■ **WRITTEN REQUEST**: Return the material word for word. Do not include pictures.

■ **DATA FOR THIS EXERCISE**:
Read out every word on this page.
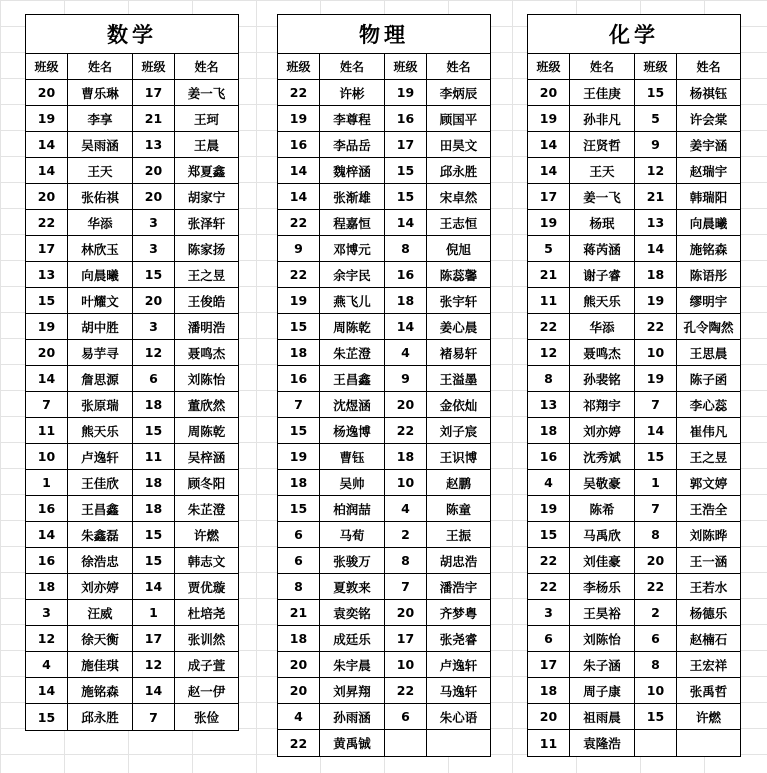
数学
班级	姓名	班级	姓名
20	曹乐琳	17	姜一飞
19	李享	21	王珂
14	吴雨涵	13	王晨
14	王天	20	郑夏鑫
20	张佑祺	20	胡家宁
22	华添	3	张泽轩
17	林欣玉	3	陈家扬
13	向晨曦	15	王之昱
15	叶耀文	20	王俊皓
19	胡中胜	3	潘明浩
20	易芋寻	12	聂鸣杰
14	詹思源	6	刘陈怡
7	张原瑞	18	董欣然
11	熊天乐	15	周陈乾
10	卢逸轩	11	吴梓涵
1	王佳欣	18	顾冬阳
16	王昌鑫	18	朱芷澄
14	朱鑫磊	15	许燃
16	徐浩忠	15	韩志文
18	刘亦婷	14	贾优璇
3	汪威	1	杜培尧
12	徐天衡	17	张训然
4	施佳琪	12	成子萱
14	施铭森	14	赵一伊
15	邱永胜	7	张俭
物理
班级	姓名	班级	姓名
22	许彬	19	李炳辰
19	李尊程	16	顾国平
16	李品岳	17	田昊文
14	魏梓涵	15	邱永胜
14	张渐雄	15	宋卓然
22	程嘉恒	14	王志恒
9	邓博元	8	倪旭
22	余宇民	16	陈蕊馨
19	燕飞儿	18	张宇轩
15	周陈乾	14	姜心晨
18	朱芷澄	4	褚易轩
16	王昌鑫	9	王溢墨
7	沈煜涵	20	金依灿
15	杨逸博	22	刘子宸
19	曹钰	18	王识博
18	吴帅	10	赵鹏
15	柏润喆	4	陈童
6	马荀	2	王振
6	张骏万	8	胡忠浩
8	夏敦来	7	潘浩宇
21	袁奕铭	20	齐梦粤
18	成廷乐	17	张尧睿
20	朱宇晨	10	卢逸轩
20	刘昇翔	22	马逸轩
4	孙雨涵	6	朱心语
22	黄禹铖
化学
班级	姓名	班级	姓名
20	王佳庚	15	杨祺钰
19	孙非凡	5	许会棠
14	汪贤哲	9	姜宇涵
14	王天	12	赵瑞宇
17	姜一飞	21	韩瑞阳
19	杨珉	13	向晨曦
5	蒋芮涵	14	施铭森
21	谢子睿	18	陈语彤
11	熊天乐	19	缪明宇
22	华添	22	孔令陶然
12	聂鸣杰	10	王思晨
8	孙裴铭	19	陈子函
13	祁翔宇	7	李心蕊
18	刘亦婷	14	崔伟凡
16	沈秀斌	15	王之昱
4	吴敬豪	1	郭文婷
19	陈希	7	王浩全
15	马禹欣	8	刘陈晔
22	刘佳豪	20	王一涵
22	李杨乐	22	王若水
3	王昊裕	2	杨德乐
6	刘陈怡	6	赵楠石
17	朱子涵	8	王宏祥
18	周子康	10	张禹哲
20	祖雨晨	15	许燃
11	袁隆浩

■ **REPLY TO THE EXERCISE**:
Read out every word on this page.
数学
班级	姓名	班级	姓名
20	曹乐琳	17	姜一飞
19	李享	21	王珂
14	吴雨涵	13	王晨
14	王天	20	郑夏鑫
20	张佑祺	20	胡家宁
22	华添	3	张泽轩
17	林欣玉	3	陈家扬
13	向晨曦	15	王之昱
15	叶耀文	20	王俊皓
19	胡中胜	3	潘明浩
20	易芋寻	12	聂鸣杰
14	詹思源	6	刘陈怡
7	张原瑞	18	董欣然
11	熊天乐	15	周陈乾
10	卢逸轩	11	吴梓涵
1	王佳欣	18	顾冬阳
16	王昌鑫	18	朱芷澄
14	朱鑫磊	15	许燃
16	徐浩忠	15	韩志文
18	刘亦婷	14	贾优璇
3	汪威	1	杜培尧
12	徐天衡	17	张训然
4	施佳琪	12	成子萱
14	施铭森	14	赵一伊
15	邱永胜	7	张俭
物理
班级	姓名	班级	姓名
22	许彬	19	李炳辰
19	李尊程	16	顾国平
16	李品岳	17	田昊文
14	魏梓涵	15	邱永胜
14	张渐雄	15	宋卓然
22	程嘉恒	14	王志恒
9	邓博元	8	倪旭
22	余宇民	16	陈蕊馨
19	燕飞儿	18	张宇轩
15	周陈乾	14	姜心晨
18	朱芷澄	4	褚易轩
16	王昌鑫	9	王溢墨
7	沈煜涵	20	金依灿
15	杨逸博	22	刘子宸
19	曹钰	18	王识博
18	吴帅	10	赵鹏
15	柏润喆	4	陈童
6	马荀	2	王振
6	张骏万	8	胡忠浩
8	夏敦来	7	潘浩宇
21	袁奕铭	20	齐梦粤
18	成廷乐	17	张尧睿
20	朱宇晨	10	卢逸轩
20	刘昇翔	22	马逸轩
4	孙雨涵	6	朱心语
22	黄禹铖
化学
班级	姓名	班级	姓名
20	王佳庚	15	杨祺钰
19	孙非凡	5	许会棠
14	汪贤哲	9	姜宇涵
14	王天	12	赵瑞宇
17	姜一飞	21	韩瑞阳
19	杨珉	13	向晨曦
5	蒋芮涵	14	施铭森
21	谢子睿	18	陈语彤
11	熊天乐	19	缪明宇
22	华添	22	孔令陶然
12	聂鸣杰	10	王思晨
8	孙裴铭	19	陈子函
13	祁翔宇	7	李心蕊
18	刘亦婷	14	崔伟凡
16	沈秀斌	15	王之昱
4	吴敬豪	1	郭文婷
19	陈希	7	王浩全
15	马禹欣	8	刘陈晔
22	刘佳豪	20	王一涵
22	李杨乐	22	王若水
3	王昊裕	2	杨德乐
6	刘陈怡	6	赵楠石
17	朱子涵	8	王宏祥
18	周子康	10	张禹哲
20	祖雨晨	15	许燃
11	袁隆浩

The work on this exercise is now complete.